» What the exercise asks:
For the material that follows, list every line containing the word "suffix".

» Entries shown:
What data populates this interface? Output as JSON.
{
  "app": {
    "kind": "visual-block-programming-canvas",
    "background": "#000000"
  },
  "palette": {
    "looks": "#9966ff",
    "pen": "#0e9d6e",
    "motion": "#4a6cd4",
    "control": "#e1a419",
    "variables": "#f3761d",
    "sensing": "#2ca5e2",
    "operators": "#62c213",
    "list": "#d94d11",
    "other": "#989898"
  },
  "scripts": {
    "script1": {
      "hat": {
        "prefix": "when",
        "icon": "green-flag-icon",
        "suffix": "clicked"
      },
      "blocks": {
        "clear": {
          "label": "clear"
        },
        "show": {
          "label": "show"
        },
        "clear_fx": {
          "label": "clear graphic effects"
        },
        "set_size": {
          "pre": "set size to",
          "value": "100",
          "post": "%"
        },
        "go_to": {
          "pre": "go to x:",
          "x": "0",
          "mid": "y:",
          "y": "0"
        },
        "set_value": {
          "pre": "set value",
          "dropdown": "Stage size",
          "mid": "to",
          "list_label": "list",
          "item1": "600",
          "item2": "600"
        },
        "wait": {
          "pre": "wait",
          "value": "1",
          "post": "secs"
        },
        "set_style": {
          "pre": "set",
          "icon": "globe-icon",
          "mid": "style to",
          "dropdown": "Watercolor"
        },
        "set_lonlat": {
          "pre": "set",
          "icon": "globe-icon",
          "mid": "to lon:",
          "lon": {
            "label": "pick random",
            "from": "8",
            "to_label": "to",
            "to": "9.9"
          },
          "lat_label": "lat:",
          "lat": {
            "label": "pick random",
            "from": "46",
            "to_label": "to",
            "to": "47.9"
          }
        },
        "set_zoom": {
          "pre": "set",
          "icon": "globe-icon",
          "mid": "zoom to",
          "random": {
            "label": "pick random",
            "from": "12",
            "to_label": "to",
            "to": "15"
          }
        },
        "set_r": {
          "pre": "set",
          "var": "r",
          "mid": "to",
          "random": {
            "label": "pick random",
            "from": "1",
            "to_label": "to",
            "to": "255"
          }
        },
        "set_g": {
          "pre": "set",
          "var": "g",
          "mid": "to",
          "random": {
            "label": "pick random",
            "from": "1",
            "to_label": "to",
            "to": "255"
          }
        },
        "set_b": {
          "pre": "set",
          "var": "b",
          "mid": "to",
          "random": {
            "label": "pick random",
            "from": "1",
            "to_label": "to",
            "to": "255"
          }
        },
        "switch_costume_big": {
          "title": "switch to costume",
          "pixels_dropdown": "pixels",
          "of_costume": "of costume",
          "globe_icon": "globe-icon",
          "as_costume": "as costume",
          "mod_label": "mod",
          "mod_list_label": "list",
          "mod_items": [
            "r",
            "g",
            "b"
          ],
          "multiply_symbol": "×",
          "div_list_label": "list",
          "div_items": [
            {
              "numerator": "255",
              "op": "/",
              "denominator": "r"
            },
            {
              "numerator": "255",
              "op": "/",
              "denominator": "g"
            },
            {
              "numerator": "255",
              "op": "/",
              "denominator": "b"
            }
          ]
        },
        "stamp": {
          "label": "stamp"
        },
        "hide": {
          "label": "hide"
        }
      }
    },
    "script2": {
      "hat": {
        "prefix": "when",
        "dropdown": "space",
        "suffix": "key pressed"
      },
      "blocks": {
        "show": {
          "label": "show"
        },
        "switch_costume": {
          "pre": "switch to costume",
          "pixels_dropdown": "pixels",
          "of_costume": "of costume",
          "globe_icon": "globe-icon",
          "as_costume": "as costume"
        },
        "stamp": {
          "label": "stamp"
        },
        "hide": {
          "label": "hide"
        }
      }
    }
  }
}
--
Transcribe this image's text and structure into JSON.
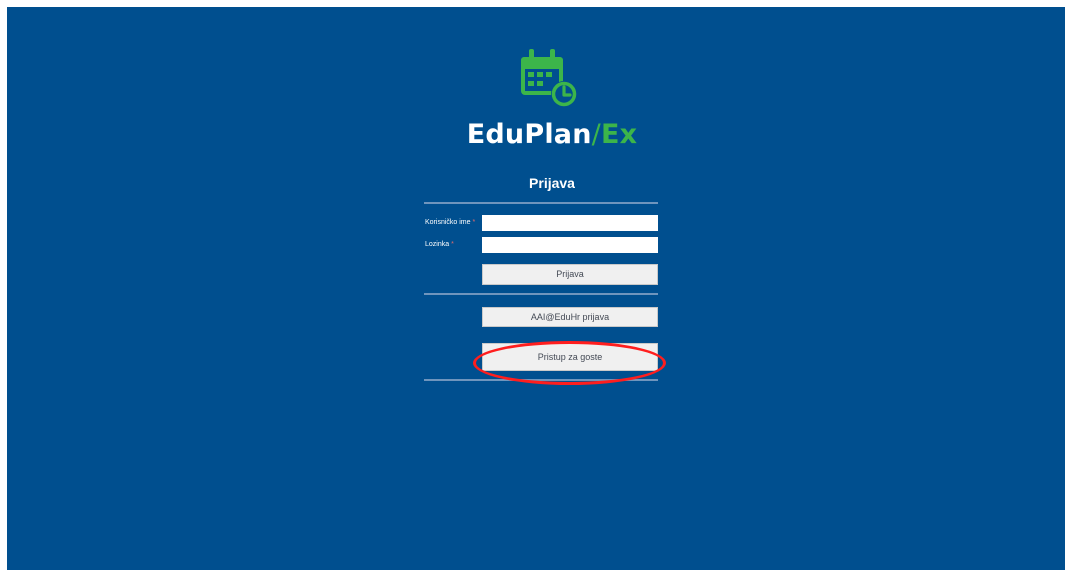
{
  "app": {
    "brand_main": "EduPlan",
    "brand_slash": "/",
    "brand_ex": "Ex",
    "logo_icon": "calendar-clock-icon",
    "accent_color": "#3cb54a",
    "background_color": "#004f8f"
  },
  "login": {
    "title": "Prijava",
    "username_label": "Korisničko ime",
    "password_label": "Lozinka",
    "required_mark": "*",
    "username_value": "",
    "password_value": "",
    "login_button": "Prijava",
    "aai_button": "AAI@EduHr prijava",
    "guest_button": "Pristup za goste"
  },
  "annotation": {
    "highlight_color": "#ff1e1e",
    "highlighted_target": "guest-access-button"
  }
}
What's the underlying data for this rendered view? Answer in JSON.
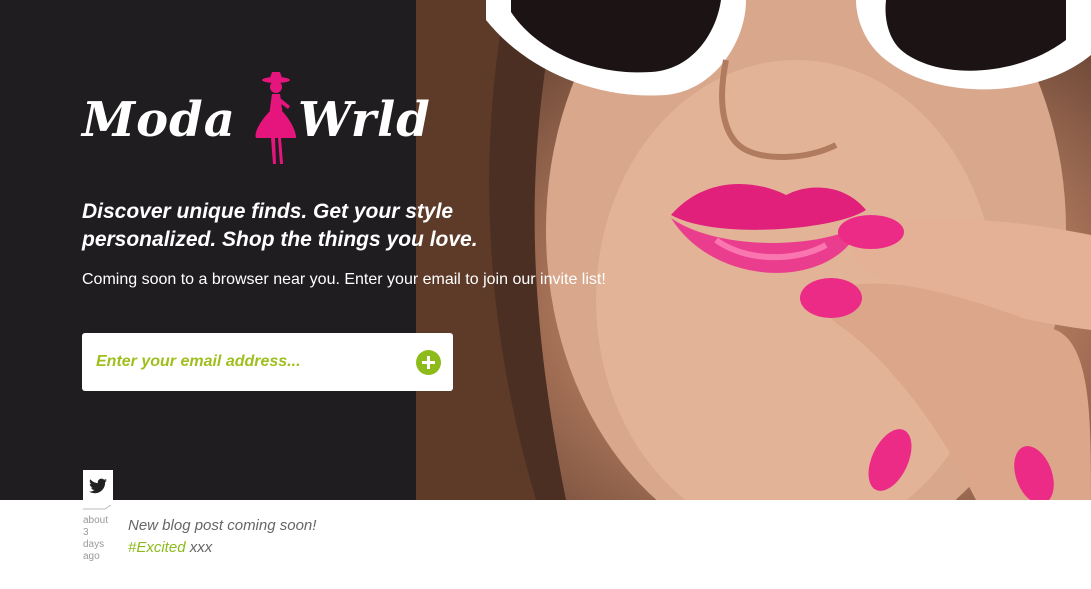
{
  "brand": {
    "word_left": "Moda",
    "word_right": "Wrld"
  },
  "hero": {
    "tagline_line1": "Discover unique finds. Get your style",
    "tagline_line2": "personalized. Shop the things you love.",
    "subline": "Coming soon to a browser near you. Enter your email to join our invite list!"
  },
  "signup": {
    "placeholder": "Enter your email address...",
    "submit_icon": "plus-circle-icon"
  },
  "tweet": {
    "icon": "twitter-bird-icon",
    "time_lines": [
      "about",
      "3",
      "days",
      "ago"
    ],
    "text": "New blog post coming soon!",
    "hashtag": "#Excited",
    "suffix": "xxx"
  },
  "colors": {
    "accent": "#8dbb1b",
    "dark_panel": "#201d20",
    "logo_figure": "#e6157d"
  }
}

» Task output:
        "suffix": "clicked"
        "suffix": "key pressed"
    "suffix": "xxx"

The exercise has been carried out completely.